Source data
++++++++

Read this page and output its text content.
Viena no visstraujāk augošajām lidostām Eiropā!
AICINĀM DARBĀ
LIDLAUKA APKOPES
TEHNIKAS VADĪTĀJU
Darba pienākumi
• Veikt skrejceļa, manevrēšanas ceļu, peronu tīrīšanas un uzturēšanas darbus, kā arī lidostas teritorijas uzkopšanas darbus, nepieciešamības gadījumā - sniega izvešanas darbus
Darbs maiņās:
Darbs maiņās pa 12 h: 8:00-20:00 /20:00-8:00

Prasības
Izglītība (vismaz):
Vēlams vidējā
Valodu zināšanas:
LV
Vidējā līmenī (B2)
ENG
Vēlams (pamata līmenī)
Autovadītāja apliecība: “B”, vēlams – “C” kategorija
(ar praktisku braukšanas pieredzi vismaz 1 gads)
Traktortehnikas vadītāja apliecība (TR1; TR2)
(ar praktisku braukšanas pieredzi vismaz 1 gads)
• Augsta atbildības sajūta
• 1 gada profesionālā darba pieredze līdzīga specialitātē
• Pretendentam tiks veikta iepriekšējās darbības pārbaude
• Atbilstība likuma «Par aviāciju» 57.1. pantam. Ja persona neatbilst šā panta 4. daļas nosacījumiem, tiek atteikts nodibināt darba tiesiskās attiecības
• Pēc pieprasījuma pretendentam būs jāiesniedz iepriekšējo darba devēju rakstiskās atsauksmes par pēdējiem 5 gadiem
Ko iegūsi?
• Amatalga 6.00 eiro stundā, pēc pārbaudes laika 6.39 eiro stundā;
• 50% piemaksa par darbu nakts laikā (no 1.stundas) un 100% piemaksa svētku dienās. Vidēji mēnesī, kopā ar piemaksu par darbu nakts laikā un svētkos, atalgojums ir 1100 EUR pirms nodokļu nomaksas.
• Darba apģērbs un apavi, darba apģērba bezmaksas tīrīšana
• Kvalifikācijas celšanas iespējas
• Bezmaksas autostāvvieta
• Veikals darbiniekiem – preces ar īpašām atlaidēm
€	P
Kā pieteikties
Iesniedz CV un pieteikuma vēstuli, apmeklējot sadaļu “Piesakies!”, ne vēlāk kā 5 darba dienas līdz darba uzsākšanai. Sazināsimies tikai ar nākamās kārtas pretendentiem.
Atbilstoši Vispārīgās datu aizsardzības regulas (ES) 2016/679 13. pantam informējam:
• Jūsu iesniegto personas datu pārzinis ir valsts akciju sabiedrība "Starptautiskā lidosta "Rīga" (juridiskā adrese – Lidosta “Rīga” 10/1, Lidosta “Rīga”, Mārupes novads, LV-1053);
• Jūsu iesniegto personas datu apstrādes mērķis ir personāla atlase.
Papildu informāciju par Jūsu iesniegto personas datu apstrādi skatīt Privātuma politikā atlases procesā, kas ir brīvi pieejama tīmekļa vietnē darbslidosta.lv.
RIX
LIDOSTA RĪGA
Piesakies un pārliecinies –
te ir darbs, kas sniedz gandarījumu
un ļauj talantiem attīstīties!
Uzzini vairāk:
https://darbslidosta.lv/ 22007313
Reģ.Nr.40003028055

++++++++

__What the task requires__:
Looking at the data above, show all lines where the word "pantam" occurs.

__Result__:
• Atbilstība likuma «Par aviāciju» 57.1. pantam. Ja persona neatbilst šā panta 4. daļas nosacījumiem, tiek atteikts nodibināt darba tiesiskās attiecības
Atbilstoši Vispārīgās datu aizsardzības regulas (ES) 2016/679 13. pantam informējam:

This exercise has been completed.